◆ Task data:
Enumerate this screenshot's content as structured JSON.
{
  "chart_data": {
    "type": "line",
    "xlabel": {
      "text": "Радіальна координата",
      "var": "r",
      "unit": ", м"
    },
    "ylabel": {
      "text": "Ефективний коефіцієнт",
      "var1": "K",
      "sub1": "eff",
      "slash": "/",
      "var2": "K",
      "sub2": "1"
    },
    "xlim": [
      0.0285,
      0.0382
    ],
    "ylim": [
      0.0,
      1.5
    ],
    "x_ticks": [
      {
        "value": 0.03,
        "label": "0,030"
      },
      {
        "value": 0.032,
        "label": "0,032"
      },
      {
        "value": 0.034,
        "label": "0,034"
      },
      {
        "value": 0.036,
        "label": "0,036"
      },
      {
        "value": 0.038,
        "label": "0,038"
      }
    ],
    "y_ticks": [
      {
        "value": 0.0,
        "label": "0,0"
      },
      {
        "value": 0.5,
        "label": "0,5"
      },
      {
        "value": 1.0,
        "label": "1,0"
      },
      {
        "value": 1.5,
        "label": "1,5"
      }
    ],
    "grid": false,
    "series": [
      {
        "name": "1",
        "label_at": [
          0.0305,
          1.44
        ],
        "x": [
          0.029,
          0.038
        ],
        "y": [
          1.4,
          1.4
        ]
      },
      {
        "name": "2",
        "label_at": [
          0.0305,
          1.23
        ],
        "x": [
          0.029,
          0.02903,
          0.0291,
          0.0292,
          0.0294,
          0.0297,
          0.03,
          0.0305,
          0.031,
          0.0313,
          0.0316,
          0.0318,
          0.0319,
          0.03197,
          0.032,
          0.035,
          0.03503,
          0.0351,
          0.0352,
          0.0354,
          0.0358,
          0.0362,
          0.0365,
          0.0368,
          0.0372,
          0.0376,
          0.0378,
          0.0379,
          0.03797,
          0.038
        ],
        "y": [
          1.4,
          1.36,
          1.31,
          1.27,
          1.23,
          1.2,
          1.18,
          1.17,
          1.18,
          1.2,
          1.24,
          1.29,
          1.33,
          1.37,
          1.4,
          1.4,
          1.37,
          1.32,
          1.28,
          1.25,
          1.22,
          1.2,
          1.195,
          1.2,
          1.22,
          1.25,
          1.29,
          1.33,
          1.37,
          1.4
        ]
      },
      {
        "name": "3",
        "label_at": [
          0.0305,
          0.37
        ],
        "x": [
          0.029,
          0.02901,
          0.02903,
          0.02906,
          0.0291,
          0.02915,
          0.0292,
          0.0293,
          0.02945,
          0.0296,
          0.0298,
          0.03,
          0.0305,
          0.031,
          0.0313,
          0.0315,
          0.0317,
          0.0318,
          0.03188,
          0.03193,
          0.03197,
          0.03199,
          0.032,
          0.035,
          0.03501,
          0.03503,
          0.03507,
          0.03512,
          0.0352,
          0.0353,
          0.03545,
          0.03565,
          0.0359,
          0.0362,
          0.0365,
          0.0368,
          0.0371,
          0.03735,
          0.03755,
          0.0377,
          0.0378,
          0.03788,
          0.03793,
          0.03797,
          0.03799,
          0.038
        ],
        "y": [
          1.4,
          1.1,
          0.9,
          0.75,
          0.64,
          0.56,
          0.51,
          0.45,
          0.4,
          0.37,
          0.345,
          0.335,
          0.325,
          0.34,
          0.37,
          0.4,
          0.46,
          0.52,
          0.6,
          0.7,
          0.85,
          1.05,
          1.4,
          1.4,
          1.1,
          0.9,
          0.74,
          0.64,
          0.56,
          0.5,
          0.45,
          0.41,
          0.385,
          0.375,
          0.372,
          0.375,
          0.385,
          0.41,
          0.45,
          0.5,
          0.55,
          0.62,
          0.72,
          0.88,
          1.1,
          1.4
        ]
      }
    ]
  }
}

◆ Exercise objective: Gather all lines of the records that include the word "text".

◆ Solution for this problem:
      "text": "Радіальна координата",
      "text": "Ефективний коефіцієнт",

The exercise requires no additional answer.